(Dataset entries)
========
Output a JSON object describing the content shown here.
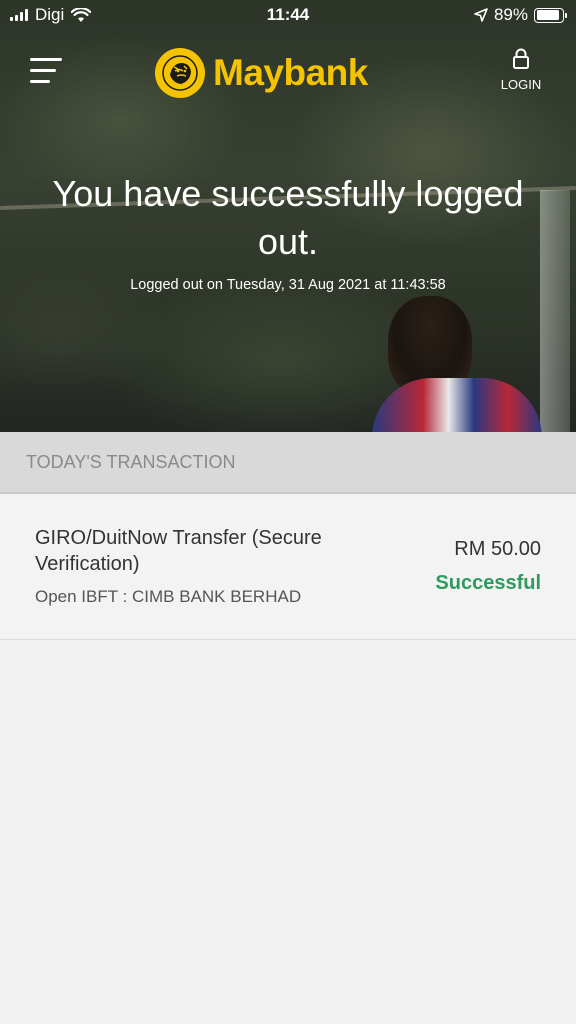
{
  "status_bar": {
    "carrier": "Digi",
    "time": "11:44",
    "battery_percent": "89%",
    "icons": [
      "signal-icon",
      "wifi-icon",
      "location-arrow-icon",
      "battery-icon"
    ]
  },
  "header": {
    "brand": "Maybank",
    "login_label": "LOGIN",
    "brand_color": "#f5c400",
    "icons": [
      "menu-icon",
      "maybank-tiger-logo",
      "lock-icon"
    ]
  },
  "hero": {
    "headline": "You have successfully logged out.",
    "logout_time": "Logged out on Tuesday, 31 Aug 2021 at 11:43:58"
  },
  "transactions": {
    "section_title": "TODAY'S TRANSACTION",
    "items": [
      {
        "title": "GIRO/DuitNow Transfer (Secure Verification)",
        "subtitle": "Open IBFT : CIMB BANK BERHAD",
        "amount": "RM 50.00",
        "status": "Successful",
        "status_color": "#2e9a5e"
      }
    ]
  }
}
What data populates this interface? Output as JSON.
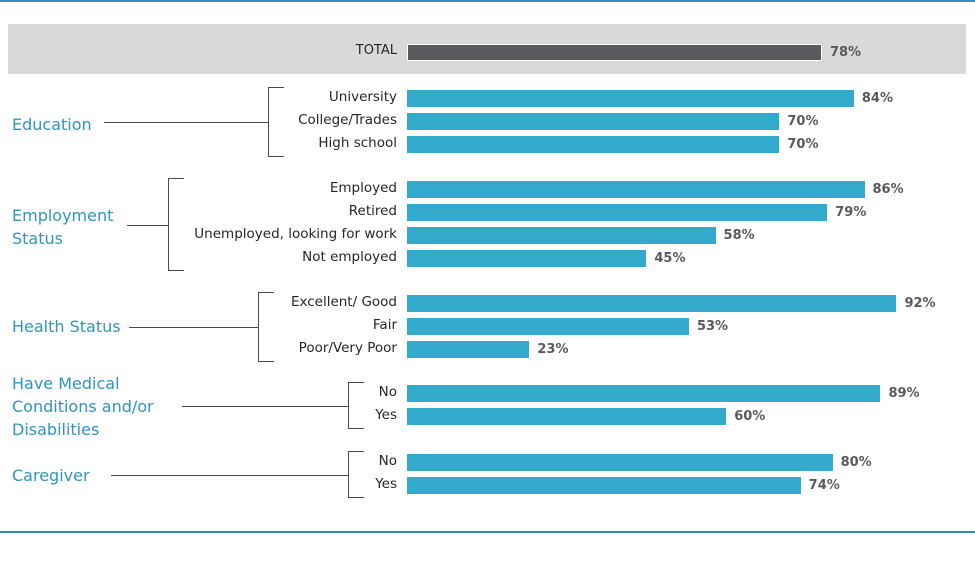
{
  "chart_data": {
    "type": "bar",
    "orientation": "horizontal",
    "title": "",
    "xlabel": "",
    "ylabel": "",
    "xlim": [
      0,
      100
    ],
    "grid": false,
    "value_suffix": "%",
    "total": {
      "label": "TOTAL",
      "value": 78,
      "display": "78%"
    },
    "groups": [
      {
        "name": "Education",
        "categories": [
          {
            "label": "University",
            "value": 84,
            "display": "84%"
          },
          {
            "label": "College/Trades",
            "value": 70,
            "display": "70%"
          },
          {
            "label": "High school",
            "value": 70,
            "display": "70%"
          }
        ]
      },
      {
        "name": "Employment Status",
        "categories": [
          {
            "label": "Employed",
            "value": 86,
            "display": "86%"
          },
          {
            "label": "Retired",
            "value": 79,
            "display": "79%"
          },
          {
            "label": "Unemployed, looking for work",
            "value": 58,
            "display": "58%"
          },
          {
            "label": "Not employed",
            "value": 45,
            "display": "45%"
          }
        ]
      },
      {
        "name": "Health Status",
        "categories": [
          {
            "label": "Excellent/ Good",
            "value": 92,
            "display": "92%"
          },
          {
            "label": "Fair",
            "value": 53,
            "display": "53%"
          },
          {
            "label": "Poor/Very Poor",
            "value": 23,
            "display": "23%"
          }
        ]
      },
      {
        "name": "Have Medical Conditions and/or Disabilities",
        "categories": [
          {
            "label": "No",
            "value": 89,
            "display": "89%"
          },
          {
            "label": "Yes",
            "value": 60,
            "display": "60%"
          }
        ]
      },
      {
        "name": "Caregiver",
        "categories": [
          {
            "label": "No",
            "value": 80,
            "display": "80%"
          },
          {
            "label": "Yes",
            "value": 74,
            "display": "74%"
          }
        ]
      }
    ],
    "colors": {
      "total_bar": "#595a5e",
      "bar": "#33a9cc",
      "group_label": "#2e95c2",
      "total_band": "#d9d9d9",
      "rule": "#2f8fc4"
    }
  },
  "group_label_lines": [
    [
      "Education"
    ],
    [
      "Employment",
      "Status"
    ],
    [
      "Health Status"
    ],
    [
      "Have Medical",
      "Conditions and/or",
      "Disabilities"
    ],
    [
      "Caregiver"
    ]
  ]
}
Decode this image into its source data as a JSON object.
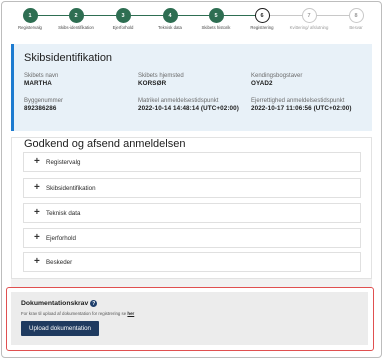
========
> _EXERCISE PROMPT_
Without the pictures, write out all of the material exactly.

> _THE RESPONSE_
Output a JSON object describing the content shown here.
{
  "status_bar": {
    "carrier": "Digi",
    "time": "11:44",
    "battery_percent": "89%",
    "icons": [
      "signal-icon",
      "wifi-icon",
      "location-arrow-icon",
      "battery-icon"
    ]
  },
  "header": {
    "brand": "Maybank",
    "login_label": "LOGIN",
    "brand_color": "#f5c400",
    "icons": [
      "menu-icon",
      "maybank-tiger-logo",
      "lock-icon"
    ]
  },
  "hero": {
    "headline": "You have successfully logged out.",
    "logout_time": "Logged out on Tuesday, 31 Aug 2021 at 11:43:58"
  },
  "transactions": {
    "section_title": "TODAY'S TRANSACTION",
    "items": [
      {
        "title": "GIRO/DuitNow Transfer (Secure Verification)",
        "subtitle": "Open IBFT : CIMB BANK BERHAD",
        "amount": "RM 50.00",
        "status": "Successful",
        "status_color": "#2e9a5e"
      }
    ]
  }
}
What data populates this interface? Output as JSON.
{
  "chart_data": {
    "type": "bar",
    "orientation": "horizontal",
    "title": "",
    "xlabel": "",
    "ylabel": "",
    "xlim": [
      0,
      100
    ],
    "grid": false,
    "value_suffix": "%",
    "total": {
      "label": "TOTAL",
      "value": 78,
      "display": "78%"
    },
    "groups": [
      {
        "name": "Education",
        "categories": [
          {
            "label": "University",
            "value": 84,
            "display": "84%"
          },
          {
            "label": "College/Trades",
            "value": 70,
            "display": "70%"
          },
          {
            "label": "High school",
            "value": 70,
            "display": "70%"
          }
        ]
      },
      {
        "name": "Employment Status",
        "categories": [
          {
            "label": "Employed",
            "value": 86,
            "display": "86%"
          },
          {
            "label": "Retired",
            "value": 79,
            "display": "79%"
          },
          {
            "label": "Unemployed, looking for work",
            "value": 58,
            "display": "58%"
          },
          {
            "label": "Not employed",
            "value": 45,
            "display": "45%"
          }
        ]
      },
      {
        "name": "Health Status",
        "categories": [
          {
            "label": "Excellent/ Good",
            "value": 92,
            "display": "92%"
          },
          {
            "label": "Fair",
            "value": 53,
            "display": "53%"
          },
          {
            "label": "Poor/Very Poor",
            "value": 23,
            "display": "23%"
          }
        ]
      },
      {
        "name": "Have Medical Conditions and/or Disabilities",
        "categories": [
          {
            "label": "No",
            "value": 89,
            "display": "89%"
          },
          {
            "label": "Yes",
            "value": 60,
            "display": "60%"
          }
        ]
      },
      {
        "name": "Caregiver",
        "categories": [
          {
            "label": "No",
            "value": 80,
            "display": "80%"
          },
          {
            "label": "Yes",
            "value": 74,
            "display": "74%"
          }
        ]
      }
    ],
    "colors": {
      "total_bar": "#595a5e",
      "bar": "#33a9cc",
      "group_label": "#2e95c2",
      "total_band": "#d9d9d9",
      "rule": "#2f8fc4"
    }
  },
  "group_label_lines": [
    [
      "Education"
    ],
    [
      "Employment",
      "Status"
    ],
    [
      "Health Status"
    ],
    [
      "Have Medical",
      "Conditions and/or",
      "Disabilities"
    ],
    [
      "Caregiver"
    ]
  ]
}
Decode this image into its source data as a JSON object.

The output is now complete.